▼
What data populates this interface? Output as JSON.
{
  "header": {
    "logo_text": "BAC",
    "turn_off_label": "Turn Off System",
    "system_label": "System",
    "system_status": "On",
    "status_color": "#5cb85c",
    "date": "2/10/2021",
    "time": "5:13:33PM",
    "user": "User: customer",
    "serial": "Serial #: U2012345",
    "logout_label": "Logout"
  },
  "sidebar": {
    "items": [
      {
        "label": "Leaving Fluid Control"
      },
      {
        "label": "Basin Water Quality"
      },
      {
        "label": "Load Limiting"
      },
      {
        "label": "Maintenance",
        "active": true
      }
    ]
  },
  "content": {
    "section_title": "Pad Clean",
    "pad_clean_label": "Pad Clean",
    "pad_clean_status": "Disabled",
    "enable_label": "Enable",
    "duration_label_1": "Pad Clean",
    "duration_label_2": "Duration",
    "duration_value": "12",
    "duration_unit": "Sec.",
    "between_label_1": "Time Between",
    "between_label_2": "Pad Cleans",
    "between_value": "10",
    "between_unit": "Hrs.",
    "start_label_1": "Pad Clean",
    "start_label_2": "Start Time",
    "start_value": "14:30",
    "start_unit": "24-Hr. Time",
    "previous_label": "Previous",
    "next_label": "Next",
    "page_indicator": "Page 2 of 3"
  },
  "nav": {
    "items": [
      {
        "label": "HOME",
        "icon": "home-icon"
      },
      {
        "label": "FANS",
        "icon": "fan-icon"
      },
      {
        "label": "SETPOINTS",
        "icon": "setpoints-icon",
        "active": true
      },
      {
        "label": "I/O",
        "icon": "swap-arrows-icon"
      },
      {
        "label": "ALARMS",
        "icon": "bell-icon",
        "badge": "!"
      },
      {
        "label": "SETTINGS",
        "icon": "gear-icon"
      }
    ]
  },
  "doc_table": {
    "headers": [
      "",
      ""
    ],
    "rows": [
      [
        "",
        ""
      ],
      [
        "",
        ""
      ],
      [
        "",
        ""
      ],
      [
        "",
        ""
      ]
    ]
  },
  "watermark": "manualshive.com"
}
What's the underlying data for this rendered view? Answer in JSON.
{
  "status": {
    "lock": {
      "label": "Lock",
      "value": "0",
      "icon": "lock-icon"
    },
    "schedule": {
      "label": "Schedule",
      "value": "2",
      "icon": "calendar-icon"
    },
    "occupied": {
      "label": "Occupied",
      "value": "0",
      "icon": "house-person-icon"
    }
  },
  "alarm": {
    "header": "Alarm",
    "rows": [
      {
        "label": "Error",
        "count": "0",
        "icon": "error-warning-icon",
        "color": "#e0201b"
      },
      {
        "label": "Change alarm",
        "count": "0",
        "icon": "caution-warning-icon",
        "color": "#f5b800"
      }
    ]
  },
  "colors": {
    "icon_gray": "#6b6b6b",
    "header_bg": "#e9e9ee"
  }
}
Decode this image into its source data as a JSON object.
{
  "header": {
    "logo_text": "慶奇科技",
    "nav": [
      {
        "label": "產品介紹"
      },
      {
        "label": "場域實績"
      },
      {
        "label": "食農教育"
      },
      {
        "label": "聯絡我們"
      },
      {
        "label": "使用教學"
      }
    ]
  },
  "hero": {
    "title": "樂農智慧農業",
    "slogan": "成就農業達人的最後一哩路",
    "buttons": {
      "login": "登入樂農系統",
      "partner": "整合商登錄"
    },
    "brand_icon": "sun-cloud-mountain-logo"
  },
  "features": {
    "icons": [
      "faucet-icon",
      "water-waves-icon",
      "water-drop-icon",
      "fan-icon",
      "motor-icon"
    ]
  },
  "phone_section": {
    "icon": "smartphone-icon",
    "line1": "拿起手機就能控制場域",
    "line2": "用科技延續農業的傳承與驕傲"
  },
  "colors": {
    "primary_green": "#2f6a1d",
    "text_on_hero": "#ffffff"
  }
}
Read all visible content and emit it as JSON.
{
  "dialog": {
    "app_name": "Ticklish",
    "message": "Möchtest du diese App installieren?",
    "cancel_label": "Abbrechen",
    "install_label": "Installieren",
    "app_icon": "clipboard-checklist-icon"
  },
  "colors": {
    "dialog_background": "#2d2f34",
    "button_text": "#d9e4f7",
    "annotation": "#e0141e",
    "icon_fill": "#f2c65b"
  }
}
▲
WRITTEN INSTRUCTION
Return all of the data exactly as it reads.

SOLUTION FOR THIS TASK
What data populates this interface? Output as JSON.
{
  "header": {
    "logo_text": "BAC",
    "turn_off_label": "Turn Off System",
    "system_label": "System",
    "system_status": "On",
    "status_color": "#5cb85c",
    "date": "2/10/2021",
    "time": "5:13:33PM",
    "user": "User: customer",
    "serial": "Serial #: U2012345",
    "logout_label": "Logout"
  },
  "sidebar": {
    "items": [
      {
        "label": "Leaving Fluid Control"
      },
      {
        "label": "Basin Water Quality"
      },
      {
        "label": "Load Limiting"
      },
      {
        "label": "Maintenance",
        "active": true
      }
    ]
  },
  "content": {
    "section_title": "Pad Clean",
    "pad_clean_label": "Pad Clean",
    "pad_clean_status": "Disabled",
    "enable_label": "Enable",
    "duration_label_1": "Pad Clean",
    "duration_label_2": "Duration",
    "duration_value": "12",
    "duration_unit": "Sec.",
    "between_label_1": "Time Between",
    "between_label_2": "Pad Cleans",
    "between_value": "10",
    "between_unit": "Hrs.",
    "start_label_1": "Pad Clean",
    "start_label_2": "Start Time",
    "start_value": "14:30",
    "start_unit": "24-Hr. Time",
    "previous_label": "Previous",
    "next_label": "Next",
    "page_indicator": "Page 2 of 3"
  },
  "nav": {
    "items": [
      {
        "label": "HOME",
        "icon": "home-icon"
      },
      {
        "label": "FANS",
        "icon": "fan-icon"
      },
      {
        "label": "SETPOINTS",
        "icon": "setpoints-icon",
        "active": true
      },
      {
        "label": "I/O",
        "icon": "swap-arrows-icon"
      },
      {
        "label": "ALARMS",
        "icon": "bell-icon",
        "badge": "!"
      },
      {
        "label": "SETTINGS",
        "icon": "gear-icon"
      }
    ]
  },
  "doc_table": {
    "headers": [
      "",
      ""
    ],
    "rows": [
      [
        "",
        ""
      ],
      [
        "",
        ""
      ],
      [
        "",
        ""
      ],
      [
        "",
        ""
      ]
    ]
  },
  "watermark": "manualshive.com"
}
What's the underlying data for this rendered view? Answer in JSON.
{
  "status": {
    "lock": {
      "label": "Lock",
      "value": "0",
      "icon": "lock-icon"
    },
    "schedule": {
      "label": "Schedule",
      "value": "2",
      "icon": "calendar-icon"
    },
    "occupied": {
      "label": "Occupied",
      "value": "0",
      "icon": "house-person-icon"
    }
  },
  "alarm": {
    "header": "Alarm",
    "rows": [
      {
        "label": "Error",
        "count": "0",
        "icon": "error-warning-icon",
        "color": "#e0201b"
      },
      {
        "label": "Change alarm",
        "count": "0",
        "icon": "caution-warning-icon",
        "color": "#f5b800"
      }
    ]
  },
  "colors": {
    "icon_gray": "#6b6b6b",
    "header_bg": "#e9e9ee"
  }
}
Decode this image into its source data as a JSON object.
{
  "header": {
    "logo_text": "慶奇科技",
    "nav": [
      {
        "label": "產品介紹"
      },
      {
        "label": "場域實績"
      },
      {
        "label": "食農教育"
      },
      {
        "label": "聯絡我們"
      },
      {
        "label": "使用教學"
      }
    ]
  },
  "hero": {
    "title": "樂農智慧農業",
    "slogan": "成就農業達人的最後一哩路",
    "buttons": {
      "login": "登入樂農系統",
      "partner": "整合商登錄"
    },
    "brand_icon": "sun-cloud-mountain-logo"
  },
  "features": {
    "icons": [
      "faucet-icon",
      "water-waves-icon",
      "water-drop-icon",
      "fan-icon",
      "motor-icon"
    ]
  },
  "phone_section": {
    "icon": "smartphone-icon",
    "line1": "拿起手機就能控制場域",
    "line2": "用科技延續農業的傳承與驕傲"
  },
  "colors": {
    "primary_green": "#2f6a1d",
    "text_on_hero": "#ffffff"
  }
}
Read all visible content and emit it as JSON.
{
  "dialog": {
    "app_name": "Ticklish",
    "message": "Möchtest du diese App installieren?",
    "cancel_label": "Abbrechen",
    "install_label": "Installieren",
    "app_icon": "clipboard-checklist-icon"
  },
  "colors": {
    "dialog_background": "#2d2f34",
    "button_text": "#d9e4f7",
    "annotation": "#e0141e",
    "icon_fill": "#f2c65b"
  }
}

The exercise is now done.